▶ _Information given_:
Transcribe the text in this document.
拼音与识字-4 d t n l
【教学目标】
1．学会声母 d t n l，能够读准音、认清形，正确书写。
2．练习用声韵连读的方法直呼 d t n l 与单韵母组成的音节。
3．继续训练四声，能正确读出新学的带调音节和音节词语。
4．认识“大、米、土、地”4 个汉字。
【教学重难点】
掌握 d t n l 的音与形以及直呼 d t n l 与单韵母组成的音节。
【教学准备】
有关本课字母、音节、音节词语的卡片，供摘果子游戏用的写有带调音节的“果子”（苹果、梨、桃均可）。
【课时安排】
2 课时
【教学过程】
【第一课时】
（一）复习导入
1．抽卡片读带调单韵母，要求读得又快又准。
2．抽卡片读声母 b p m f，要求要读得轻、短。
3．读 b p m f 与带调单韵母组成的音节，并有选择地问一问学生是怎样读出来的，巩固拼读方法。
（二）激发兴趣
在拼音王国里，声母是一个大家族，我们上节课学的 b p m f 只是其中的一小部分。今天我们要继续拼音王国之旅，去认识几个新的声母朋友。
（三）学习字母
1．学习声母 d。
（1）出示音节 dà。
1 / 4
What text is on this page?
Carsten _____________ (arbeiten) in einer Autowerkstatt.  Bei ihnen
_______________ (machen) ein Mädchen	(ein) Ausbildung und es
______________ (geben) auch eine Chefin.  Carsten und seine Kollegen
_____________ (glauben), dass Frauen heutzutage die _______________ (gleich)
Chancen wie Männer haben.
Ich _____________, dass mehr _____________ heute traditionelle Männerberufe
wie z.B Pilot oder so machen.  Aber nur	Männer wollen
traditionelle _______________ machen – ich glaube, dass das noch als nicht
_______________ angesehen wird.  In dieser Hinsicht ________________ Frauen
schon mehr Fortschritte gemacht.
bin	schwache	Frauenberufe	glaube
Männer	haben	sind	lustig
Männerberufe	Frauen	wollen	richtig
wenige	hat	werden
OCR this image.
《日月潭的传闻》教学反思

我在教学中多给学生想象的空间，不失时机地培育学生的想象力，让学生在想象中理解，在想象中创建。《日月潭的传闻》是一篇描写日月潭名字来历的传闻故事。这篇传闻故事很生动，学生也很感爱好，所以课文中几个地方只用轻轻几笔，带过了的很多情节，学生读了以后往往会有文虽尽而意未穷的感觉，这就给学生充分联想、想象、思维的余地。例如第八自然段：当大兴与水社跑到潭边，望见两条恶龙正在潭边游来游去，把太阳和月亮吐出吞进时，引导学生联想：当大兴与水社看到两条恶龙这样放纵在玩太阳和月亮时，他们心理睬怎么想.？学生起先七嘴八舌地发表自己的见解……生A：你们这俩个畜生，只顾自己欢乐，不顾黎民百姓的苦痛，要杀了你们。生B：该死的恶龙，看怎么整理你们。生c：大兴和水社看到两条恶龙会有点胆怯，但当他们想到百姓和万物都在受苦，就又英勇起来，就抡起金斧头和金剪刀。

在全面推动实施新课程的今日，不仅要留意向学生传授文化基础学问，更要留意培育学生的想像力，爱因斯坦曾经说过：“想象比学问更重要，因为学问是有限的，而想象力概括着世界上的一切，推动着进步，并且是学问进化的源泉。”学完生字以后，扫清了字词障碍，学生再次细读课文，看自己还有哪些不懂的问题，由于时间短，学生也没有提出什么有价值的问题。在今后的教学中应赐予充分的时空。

▶ _Exercise requirements_: Tell how many lines above contain the word "Männerberufe". Give the number alone.

▶ _Task result_: 2